#### [DESCRIPTION OF THE TASK]
Search the records below for the word "juggernaut". Pull out each line that has it.

(Saved entries)
* start *

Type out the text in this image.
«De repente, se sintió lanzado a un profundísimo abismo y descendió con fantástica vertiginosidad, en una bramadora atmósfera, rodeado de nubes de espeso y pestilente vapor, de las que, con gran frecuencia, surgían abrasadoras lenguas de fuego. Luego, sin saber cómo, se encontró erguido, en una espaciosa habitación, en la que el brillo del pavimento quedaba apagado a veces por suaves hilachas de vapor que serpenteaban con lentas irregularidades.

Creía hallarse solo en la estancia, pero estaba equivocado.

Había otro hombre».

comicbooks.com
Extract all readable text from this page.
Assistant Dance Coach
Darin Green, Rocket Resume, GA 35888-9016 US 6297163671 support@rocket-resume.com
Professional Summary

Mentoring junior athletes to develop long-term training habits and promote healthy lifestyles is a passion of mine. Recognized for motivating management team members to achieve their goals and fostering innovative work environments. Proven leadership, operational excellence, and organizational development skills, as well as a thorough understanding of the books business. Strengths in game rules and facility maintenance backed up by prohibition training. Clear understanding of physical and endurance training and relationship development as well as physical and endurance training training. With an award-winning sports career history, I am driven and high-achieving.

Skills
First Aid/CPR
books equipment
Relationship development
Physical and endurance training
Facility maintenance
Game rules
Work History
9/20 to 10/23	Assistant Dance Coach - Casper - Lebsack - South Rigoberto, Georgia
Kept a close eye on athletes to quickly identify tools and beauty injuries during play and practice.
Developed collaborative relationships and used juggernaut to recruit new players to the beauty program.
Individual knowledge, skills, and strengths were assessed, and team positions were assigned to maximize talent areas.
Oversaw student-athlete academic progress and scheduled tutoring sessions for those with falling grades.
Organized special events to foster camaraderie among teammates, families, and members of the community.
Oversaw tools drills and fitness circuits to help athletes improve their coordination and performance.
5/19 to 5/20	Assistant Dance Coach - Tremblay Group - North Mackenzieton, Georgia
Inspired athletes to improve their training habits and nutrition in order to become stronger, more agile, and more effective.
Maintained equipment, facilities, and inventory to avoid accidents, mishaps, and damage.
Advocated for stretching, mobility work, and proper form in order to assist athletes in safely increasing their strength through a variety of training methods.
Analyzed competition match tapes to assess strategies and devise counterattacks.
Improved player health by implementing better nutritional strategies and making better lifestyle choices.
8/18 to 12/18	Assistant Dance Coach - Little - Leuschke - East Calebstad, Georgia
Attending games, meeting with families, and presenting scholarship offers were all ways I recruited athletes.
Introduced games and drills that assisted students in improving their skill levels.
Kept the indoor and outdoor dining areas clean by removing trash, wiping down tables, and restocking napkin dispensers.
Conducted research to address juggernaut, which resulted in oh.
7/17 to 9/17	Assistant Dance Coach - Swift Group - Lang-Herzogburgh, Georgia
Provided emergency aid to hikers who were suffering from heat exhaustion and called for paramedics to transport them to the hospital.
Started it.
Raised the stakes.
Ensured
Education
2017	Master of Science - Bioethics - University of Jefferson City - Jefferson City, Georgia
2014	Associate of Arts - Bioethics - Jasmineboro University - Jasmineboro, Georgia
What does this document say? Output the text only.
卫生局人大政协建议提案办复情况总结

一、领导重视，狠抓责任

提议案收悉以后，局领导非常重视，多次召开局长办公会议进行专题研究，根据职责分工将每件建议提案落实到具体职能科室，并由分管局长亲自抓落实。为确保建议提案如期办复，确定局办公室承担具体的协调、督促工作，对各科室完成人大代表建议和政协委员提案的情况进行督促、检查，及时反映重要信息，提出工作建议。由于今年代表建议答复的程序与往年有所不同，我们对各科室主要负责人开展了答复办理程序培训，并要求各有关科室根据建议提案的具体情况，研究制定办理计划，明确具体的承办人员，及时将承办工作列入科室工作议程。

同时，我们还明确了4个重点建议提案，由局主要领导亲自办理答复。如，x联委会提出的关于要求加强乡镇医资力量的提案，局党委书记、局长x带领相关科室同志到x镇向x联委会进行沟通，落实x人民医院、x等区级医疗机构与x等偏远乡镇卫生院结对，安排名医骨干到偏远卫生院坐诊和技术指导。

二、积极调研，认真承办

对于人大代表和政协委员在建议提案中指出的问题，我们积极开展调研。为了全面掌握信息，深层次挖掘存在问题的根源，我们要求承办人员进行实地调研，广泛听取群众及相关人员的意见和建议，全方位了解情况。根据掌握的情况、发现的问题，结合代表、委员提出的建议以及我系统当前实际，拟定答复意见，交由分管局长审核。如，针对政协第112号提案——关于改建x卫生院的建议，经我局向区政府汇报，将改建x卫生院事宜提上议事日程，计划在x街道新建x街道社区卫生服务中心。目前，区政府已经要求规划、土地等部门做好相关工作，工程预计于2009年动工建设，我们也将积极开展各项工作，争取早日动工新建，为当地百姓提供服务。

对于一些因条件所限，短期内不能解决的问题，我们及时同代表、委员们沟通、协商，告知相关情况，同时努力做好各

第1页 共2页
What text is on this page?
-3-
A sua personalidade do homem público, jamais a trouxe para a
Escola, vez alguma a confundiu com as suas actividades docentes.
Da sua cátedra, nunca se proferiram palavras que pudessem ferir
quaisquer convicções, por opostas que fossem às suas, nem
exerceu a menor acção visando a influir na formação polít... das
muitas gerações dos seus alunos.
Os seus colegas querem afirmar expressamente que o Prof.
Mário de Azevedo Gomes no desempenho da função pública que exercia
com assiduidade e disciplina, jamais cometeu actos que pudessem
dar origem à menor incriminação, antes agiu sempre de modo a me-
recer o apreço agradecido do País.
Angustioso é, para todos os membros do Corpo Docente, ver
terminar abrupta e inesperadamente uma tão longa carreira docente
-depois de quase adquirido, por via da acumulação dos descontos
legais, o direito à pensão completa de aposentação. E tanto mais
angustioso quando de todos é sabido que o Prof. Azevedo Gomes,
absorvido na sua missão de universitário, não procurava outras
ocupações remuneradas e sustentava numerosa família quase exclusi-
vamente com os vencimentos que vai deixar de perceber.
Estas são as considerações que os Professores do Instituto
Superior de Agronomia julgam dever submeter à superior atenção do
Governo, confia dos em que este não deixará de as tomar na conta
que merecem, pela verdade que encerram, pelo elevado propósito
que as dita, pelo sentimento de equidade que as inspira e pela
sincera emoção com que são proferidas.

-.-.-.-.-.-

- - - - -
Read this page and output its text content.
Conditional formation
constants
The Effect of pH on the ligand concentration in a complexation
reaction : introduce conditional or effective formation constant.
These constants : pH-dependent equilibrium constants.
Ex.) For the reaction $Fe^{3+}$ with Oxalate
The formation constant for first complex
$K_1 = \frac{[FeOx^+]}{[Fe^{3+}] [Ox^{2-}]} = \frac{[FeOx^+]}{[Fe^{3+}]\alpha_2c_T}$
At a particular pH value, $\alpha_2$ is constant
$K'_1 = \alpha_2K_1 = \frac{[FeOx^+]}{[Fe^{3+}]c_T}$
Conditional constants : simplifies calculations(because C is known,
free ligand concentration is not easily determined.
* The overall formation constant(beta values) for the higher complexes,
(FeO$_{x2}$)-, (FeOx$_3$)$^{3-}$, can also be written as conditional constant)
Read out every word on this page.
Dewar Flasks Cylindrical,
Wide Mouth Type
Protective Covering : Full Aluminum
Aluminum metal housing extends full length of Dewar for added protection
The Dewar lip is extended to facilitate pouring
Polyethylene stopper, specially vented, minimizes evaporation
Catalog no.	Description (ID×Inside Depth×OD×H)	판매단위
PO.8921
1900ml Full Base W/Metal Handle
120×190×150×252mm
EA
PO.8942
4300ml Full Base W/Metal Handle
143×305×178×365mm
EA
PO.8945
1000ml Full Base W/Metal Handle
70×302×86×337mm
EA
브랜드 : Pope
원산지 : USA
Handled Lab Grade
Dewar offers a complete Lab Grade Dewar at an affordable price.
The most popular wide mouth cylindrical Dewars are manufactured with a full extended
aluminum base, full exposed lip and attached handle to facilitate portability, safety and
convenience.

* end *

#### [ANSWER TO THIS TASK]
Developed collaborative relationships and used juggernaut to recruit new players to the beauty program.
Conducted research to address juggernaut, which resulted in oh.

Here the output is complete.